Extract the listing in its entirety, keeping each line identical to the original.

######

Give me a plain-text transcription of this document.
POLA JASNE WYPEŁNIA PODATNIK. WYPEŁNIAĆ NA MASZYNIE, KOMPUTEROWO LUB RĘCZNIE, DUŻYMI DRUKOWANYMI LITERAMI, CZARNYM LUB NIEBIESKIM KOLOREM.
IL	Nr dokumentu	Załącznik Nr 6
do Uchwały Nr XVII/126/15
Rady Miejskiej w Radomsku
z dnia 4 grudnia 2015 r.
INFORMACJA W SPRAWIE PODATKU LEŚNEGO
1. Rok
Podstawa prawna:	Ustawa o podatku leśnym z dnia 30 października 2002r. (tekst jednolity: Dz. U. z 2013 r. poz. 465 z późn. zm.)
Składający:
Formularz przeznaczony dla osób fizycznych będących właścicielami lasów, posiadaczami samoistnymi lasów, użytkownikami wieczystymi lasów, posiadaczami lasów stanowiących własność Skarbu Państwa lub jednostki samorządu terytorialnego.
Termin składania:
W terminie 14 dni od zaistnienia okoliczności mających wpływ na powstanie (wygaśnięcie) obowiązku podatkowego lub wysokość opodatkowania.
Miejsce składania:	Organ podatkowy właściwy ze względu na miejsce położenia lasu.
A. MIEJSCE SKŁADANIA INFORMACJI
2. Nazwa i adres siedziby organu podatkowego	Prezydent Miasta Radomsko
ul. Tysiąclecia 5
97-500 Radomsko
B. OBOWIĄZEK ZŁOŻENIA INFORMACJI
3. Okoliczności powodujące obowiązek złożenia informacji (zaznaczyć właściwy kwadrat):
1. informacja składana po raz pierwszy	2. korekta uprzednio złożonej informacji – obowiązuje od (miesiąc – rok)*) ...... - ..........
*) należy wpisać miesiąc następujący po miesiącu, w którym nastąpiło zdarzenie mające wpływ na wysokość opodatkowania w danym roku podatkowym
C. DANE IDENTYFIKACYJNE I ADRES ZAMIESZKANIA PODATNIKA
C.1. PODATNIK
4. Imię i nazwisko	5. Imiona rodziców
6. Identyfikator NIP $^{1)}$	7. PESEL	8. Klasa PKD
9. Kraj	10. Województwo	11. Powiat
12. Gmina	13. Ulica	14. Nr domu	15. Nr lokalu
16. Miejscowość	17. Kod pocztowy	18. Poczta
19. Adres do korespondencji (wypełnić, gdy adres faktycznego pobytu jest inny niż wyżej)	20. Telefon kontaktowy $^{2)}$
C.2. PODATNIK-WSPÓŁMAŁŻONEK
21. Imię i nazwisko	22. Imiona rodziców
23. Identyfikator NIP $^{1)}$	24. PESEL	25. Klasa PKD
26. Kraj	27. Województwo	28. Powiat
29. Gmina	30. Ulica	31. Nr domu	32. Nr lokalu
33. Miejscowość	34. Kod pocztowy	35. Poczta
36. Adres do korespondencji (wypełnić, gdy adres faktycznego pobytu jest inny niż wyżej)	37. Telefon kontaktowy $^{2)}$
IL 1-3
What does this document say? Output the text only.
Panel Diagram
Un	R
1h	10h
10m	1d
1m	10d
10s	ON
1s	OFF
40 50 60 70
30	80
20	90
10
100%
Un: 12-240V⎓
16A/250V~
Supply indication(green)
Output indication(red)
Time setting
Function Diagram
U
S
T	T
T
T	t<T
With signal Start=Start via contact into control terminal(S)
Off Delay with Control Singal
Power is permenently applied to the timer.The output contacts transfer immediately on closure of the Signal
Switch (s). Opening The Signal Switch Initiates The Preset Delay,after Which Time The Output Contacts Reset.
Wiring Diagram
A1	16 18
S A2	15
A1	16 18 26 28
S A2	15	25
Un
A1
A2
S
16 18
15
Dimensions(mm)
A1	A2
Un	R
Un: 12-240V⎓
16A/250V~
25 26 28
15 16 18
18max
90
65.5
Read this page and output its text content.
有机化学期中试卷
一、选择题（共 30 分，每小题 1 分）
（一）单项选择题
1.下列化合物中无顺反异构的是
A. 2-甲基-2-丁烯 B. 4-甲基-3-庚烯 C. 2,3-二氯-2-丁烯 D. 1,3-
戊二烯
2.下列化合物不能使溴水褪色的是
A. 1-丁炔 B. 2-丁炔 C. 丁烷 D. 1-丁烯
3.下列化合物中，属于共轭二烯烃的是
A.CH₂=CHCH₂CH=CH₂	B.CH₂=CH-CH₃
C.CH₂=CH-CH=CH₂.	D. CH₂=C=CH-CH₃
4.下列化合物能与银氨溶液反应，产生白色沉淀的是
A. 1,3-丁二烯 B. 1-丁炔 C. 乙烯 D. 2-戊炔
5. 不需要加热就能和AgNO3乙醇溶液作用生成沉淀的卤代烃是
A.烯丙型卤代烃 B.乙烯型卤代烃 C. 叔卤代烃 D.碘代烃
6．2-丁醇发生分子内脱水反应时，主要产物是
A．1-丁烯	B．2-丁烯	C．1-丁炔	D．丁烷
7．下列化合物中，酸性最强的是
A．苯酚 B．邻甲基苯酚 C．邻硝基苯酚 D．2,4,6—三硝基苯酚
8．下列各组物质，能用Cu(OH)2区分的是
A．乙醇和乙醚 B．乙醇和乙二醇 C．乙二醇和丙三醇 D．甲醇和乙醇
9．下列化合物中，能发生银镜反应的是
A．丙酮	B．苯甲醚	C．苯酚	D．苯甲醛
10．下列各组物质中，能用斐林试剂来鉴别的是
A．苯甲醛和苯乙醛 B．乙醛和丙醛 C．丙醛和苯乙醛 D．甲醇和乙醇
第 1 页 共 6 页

######

ANSWER FOR THE TASK:
Give me a plain-text transcription of this document.
POLA JASNE WYPEŁNIA PODATNIK. WYPEŁNIAĆ NA MASZYNIE, KOMPUTEROWO LUB RĘCZNIE, DUŻYMI DRUKOWANYMI LITERAMI, CZARNYM LUB NIEBIESKIM KOLOREM.
IL	Nr dokumentu	Załącznik Nr 6
do Uchwały Nr XVII/126/15
Rady Miejskiej w Radomsku
z dnia 4 grudnia 2015 r.
INFORMACJA W SPRAWIE PODATKU LEŚNEGO
1. Rok
Podstawa prawna:	Ustawa o podatku leśnym z dnia 30 października 2002r. (tekst jednolity: Dz. U. z 2013 r. poz. 465 z późn. zm.)
Składający:
Formularz przeznaczony dla osób fizycznych będących właścicielami lasów, posiadaczami samoistnymi lasów, użytkownikami wieczystymi lasów, posiadaczami lasów stanowiących własność Skarbu Państwa lub jednostki samorządu terytorialnego.
Termin składania:
W terminie 14 dni od zaistnienia okoliczności mających wpływ na powstanie (wygaśnięcie) obowiązku podatkowego lub wysokość opodatkowania.
Miejsce składania:	Organ podatkowy właściwy ze względu na miejsce położenia lasu.
A. MIEJSCE SKŁADANIA INFORMACJI
2. Nazwa i adres siedziby organu podatkowego	Prezydent Miasta Radomsko
ul. Tysiąclecia 5
97-500 Radomsko
B. OBOWIĄZEK ZŁOŻENIA INFORMACJI
3. Okoliczności powodujące obowiązek złożenia informacji (zaznaczyć właściwy kwadrat):
1. informacja składana po raz pierwszy	2. korekta uprzednio złożonej informacji – obowiązuje od (miesiąc – rok)*) ...... - ..........
*) należy wpisać miesiąc następujący po miesiącu, w którym nastąpiło zdarzenie mające wpływ na wysokość opodatkowania w danym roku podatkowym
C. DANE IDENTYFIKACYJNE I ADRES ZAMIESZKANIA PODATNIKA
C.1. PODATNIK
4. Imię i nazwisko	5. Imiona rodziców
6. Identyfikator NIP $^{1)}$	7. PESEL	8. Klasa PKD
9. Kraj	10. Województwo	11. Powiat
12. Gmina	13. Ulica	14. Nr domu	15. Nr lokalu
16. Miejscowość	17. Kod pocztowy	18. Poczta
19. Adres do korespondencji (wypełnić, gdy adres faktycznego pobytu jest inny niż wyżej)	20. Telefon kontaktowy $^{2)}$
C.2. PODATNIK-WSPÓŁMAŁŻONEK
21. Imię i nazwisko	22. Imiona rodziców
23. Identyfikator NIP $^{1)}$	24. PESEL	25. Klasa PKD
26. Kraj	27. Województwo	28. Powiat
29. Gmina	30. Ulica	31. Nr domu	32. Nr lokalu
33. Miejscowość	34. Kod pocztowy	35. Poczta
36. Adres do korespondencji (wypełnić, gdy adres faktycznego pobytu jest inny niż wyżej)	37. Telefon kontaktowy $^{2)}$
IL 1-3
What does this document say? Output the text only.
Panel Diagram
Un	R
1h	10h
10m	1d
1m	10d
10s	ON
1s	OFF
40 50 60 70
30	80
20	90
10
100%
Un: 12-240V⎓
16A/250V~
Supply indication(green)
Output indication(red)
Time setting
Function Diagram
U
S
T	T
T
T	t<T
With signal Start=Start via contact into control terminal(S)
Off Delay with Control Singal
Power is permenently applied to the timer.The output contacts transfer immediately on closure of the Signal
Switch (s). Opening The Signal Switch Initiates The Preset Delay,after Which Time The Output Contacts Reset.
Wiring Diagram
A1	16 18
S A2	15
A1	16 18 26 28
S A2	15	25
Un
A1
A2
S
16 18
15
Dimensions(mm)
A1	A2
Un	R
Un: 12-240V⎓
16A/250V~
25 26 28
15 16 18
18max
90
65.5
Read this page and output its text content.
有机化学期中试卷
一、选择题（共 30 分，每小题 1 分）
（一）单项选择题
1.下列化合物中无顺反异构的是
A. 2-甲基-2-丁烯 B. 4-甲基-3-庚烯 C. 2,3-二氯-2-丁烯 D. 1,3-
戊二烯
2.下列化合物不能使溴水褪色的是
A. 1-丁炔 B. 2-丁炔 C. 丁烷 D. 1-丁烯
3.下列化合物中，属于共轭二烯烃的是
A.CH₂=CHCH₂CH=CH₂	B.CH₂=CH-CH₃
C.CH₂=CH-CH=CH₂.	D. CH₂=C=CH-CH₃
4.下列化合物能与银氨溶液反应，产生白色沉淀的是
A. 1,3-丁二烯 B. 1-丁炔 C. 乙烯 D. 2-戊炔
5. 不需要加热就能和AgNO3乙醇溶液作用生成沉淀的卤代烃是
A.烯丙型卤代烃 B.乙烯型卤代烃 C. 叔卤代烃 D.碘代烃
6．2-丁醇发生分子内脱水反应时，主要产物是
A．1-丁烯	B．2-丁烯	C．1-丁炔	D．丁烷
7．下列化合物中，酸性最强的是
A．苯酚 B．邻甲基苯酚 C．邻硝基苯酚 D．2,4,6—三硝基苯酚
8．下列各组物质，能用Cu(OH)2区分的是
A．乙醇和乙醚 B．乙醇和乙二醇 C．乙二醇和丙三醇 D．甲醇和乙醇
9．下列化合物中，能发生银镜反应的是
A．丙酮	B．苯甲醚	C．苯酚	D．苯甲醛
10．下列各组物质中，能用斐林试剂来鉴别的是
A．苯甲醛和苯乙醛 B．乙醛和丙醛 C．丙醛和苯乙醛 D．甲醇和乙醇
第 1 页 共 6 页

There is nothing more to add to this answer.